● **Work instructions**
Omit the pictures, then write out every entry exactly as it reads.

[Collection entries]

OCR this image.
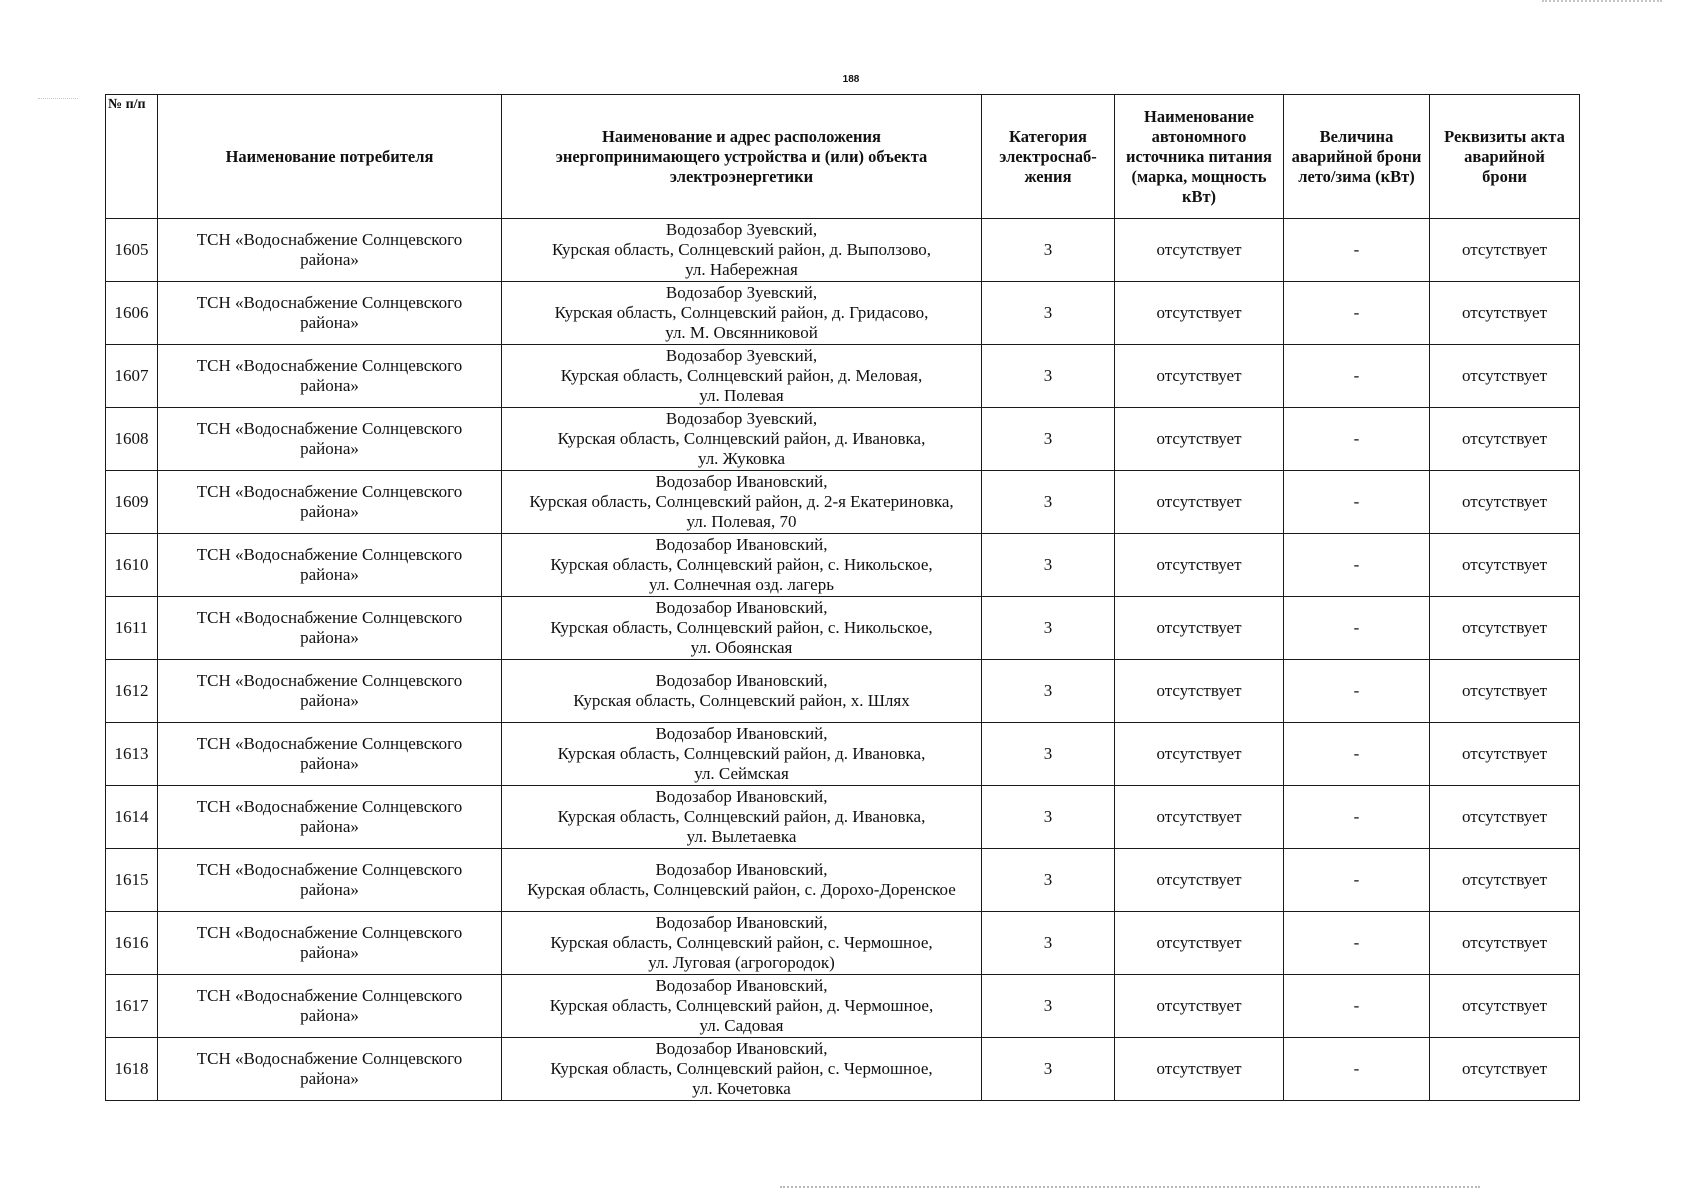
188
№ п/п	Наименование потребителя	Наименование и адрес расположения
энергопринимающего устройства и (или) объекта
электроэнергетики	Категория
электроснаб-
жения	Наименование
автономного
источника питания
(марка, мощность
кВт)	Величина
аварийной брони
лето/зима (кВт)	Реквизиты акта
аварийной
брони

1605	ТСН «Водоснабжение Солнцевского
района»	Водозабор Зуевский,
Курская область, Солнцевский район, д. Выползово,
ул. Набережная	3	отсутствует	-	отсутствует
1606	ТСН «Водоснабжение Солнцевского
района»	Водозабор Зуевский,
Курская область, Солнцевский район, д. Гридасово,
ул. М. Овсянниковой	3	отсутствует	-	отсутствует
1607	ТСН «Водоснабжение Солнцевского
района»	Водозабор Зуевский,
Курская область, Солнцевский район, д. Меловая,
ул. Полевая	3	отсутствует	-	отсутствует
1608	ТСН «Водоснабжение Солнцевского
района»	Водозабор Зуевский,
Курская область, Солнцевский район, д. Ивановка,
ул. Жуковка	3	отсутствует	-	отсутствует
1609	ТСН «Водоснабжение Солнцевского
района»	Водозабор Ивановский,
Курская область, Солнцевский район, д. 2-я Екатериновка,
ул. Полевая, 70	3	отсутствует	-	отсутствует
1610	ТСН «Водоснабжение Солнцевского
района»	Водозабор Ивановский,
Курская область, Солнцевский район, с. Никольское,
ул. Солнечная озд. лагерь	3	отсутствует	-	отсутствует
1611	ТСН «Водоснабжение Солнцевского
района»	Водозабор Ивановский,
Курская область, Солнцевский район, с. Никольское,
ул. Обоянская	3	отсутствует	-	отсутствует
1612	ТСН «Водоснабжение Солнцевского
района»	Водозабор Ивановский,
Курская область, Солнцевский район, х. Шлях	3	отсутствует	-	отсутствует
1613	ТСН «Водоснабжение Солнцевского
района»	Водозабор Ивановский,
Курская область, Солнцевский район, д. Ивановка,
ул. Сеймская	3	отсутствует	-	отсутствует
1614	ТСН «Водоснабжение Солнцевского
района»	Водозабор Ивановский,
Курская область, Солнцевский район, д. Ивановка,
ул. Вылетаевка	3	отсутствует	-	отсутствует
1615	ТСН «Водоснабжение Солнцевского
района»	Водозабор Ивановский,
Курская область, Солнцевский район, с. Дорохо-Доренское	3	отсутствует	-	отсутствует
1616	ТСН «Водоснабжение Солнцевского
района»	Водозабор Ивановский,
Курская область, Солнцевский район, с. Чермошное,
ул. Луговая (агрогородок)	3	отсутствует	-	отсутствует
1617	ТСН «Водоснабжение Солнцевского
района»	Водозабор Ивановский,
Курская область, Солнцевский район, д. Чермошное,
ул. Садовая	3	отсутствует	-	отсутствует
1618	ТСН «Водоснабжение Солнцевского
района»	Водозабор Ивановский,
Курская область, Солнцевский район, с. Чермошное,
ул. Кочетовка	3	отсутствует	-	отсутствует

● **Answer to this task**
OCR this image.
188
№ п/п	Наименование потребителя	Наименование и адрес расположения
энергопринимающего устройства и (или) объекта
электроэнергетики	Категория
электроснаб-
жения	Наименование
автономного
источника питания
(марка, мощность
кВт)	Величина
аварийной брони
лето/зима (кВт)	Реквизиты акта
аварийной
брони

1605	ТСН «Водоснабжение Солнцевского
района»	Водозабор Зуевский,
Курская область, Солнцевский район, д. Выползово,
ул. Набережная	3	отсутствует	-	отсутствует
1606	ТСН «Водоснабжение Солнцевского
района»	Водозабор Зуевский,
Курская область, Солнцевский район, д. Гридасово,
ул. М. Овсянниковой	3	отсутствует	-	отсутствует
1607	ТСН «Водоснабжение Солнцевского
района»	Водозабор Зуевский,
Курская область, Солнцевский район, д. Меловая,
ул. Полевая	3	отсутствует	-	отсутствует
1608	ТСН «Водоснабжение Солнцевского
района»	Водозабор Зуевский,
Курская область, Солнцевский район, д. Ивановка,
ул. Жуковка	3	отсутствует	-	отсутствует
1609	ТСН «Водоснабжение Солнцевского
района»	Водозабор Ивановский,
Курская область, Солнцевский район, д. 2-я Екатериновка,
ул. Полевая, 70	3	отсутствует	-	отсутствует
1610	ТСН «Водоснабжение Солнцевского
района»	Водозабор Ивановский,
Курская область, Солнцевский район, с. Никольское,
ул. Солнечная озд. лагерь	3	отсутствует	-	отсутствует
1611	ТСН «Водоснабжение Солнцевского
района»	Водозабор Ивановский,
Курская область, Солнцевский район, с. Никольское,
ул. Обоянская	3	отсутствует	-	отсутствует
1612	ТСН «Водоснабжение Солнцевского
района»	Водозабор Ивановский,
Курская область, Солнцевский район, х. Шлях	3	отсутствует	-	отсутствует
1613	ТСН «Водоснабжение Солнцевского
района»	Водозабор Ивановский,
Курская область, Солнцевский район, д. Ивановка,
ул. Сеймская	3	отсутствует	-	отсутствует
1614	ТСН «Водоснабжение Солнцевского
района»	Водозабор Ивановский,
Курская область, Солнцевский район, д. Ивановка,
ул. Вылетаевка	3	отсутствует	-	отсутствует
1615	ТСН «Водоснабжение Солнцевского
района»	Водозабор Ивановский,
Курская область, Солнцевский район, с. Дорохо-Доренское	3	отсутствует	-	отсутствует
1616	ТСН «Водоснабжение Солнцевского
района»	Водозабор Ивановский,
Курская область, Солнцевский район, с. Чермошное,
ул. Луговая (агрогородок)	3	отсутствует	-	отсутствует
1617	ТСН «Водоснабжение Солнцевского
района»	Водозабор Ивановский,
Курская область, Солнцевский район, д. Чермошное,
ул. Садовая	3	отсутствует	-	отсутствует
1618	ТСН «Водоснабжение Солнцевского
района»	Водозабор Ивановский,
Курская область, Солнцевский район, с. Чермошное,
ул. Кочетовка	3	отсутствует	-	отсутствует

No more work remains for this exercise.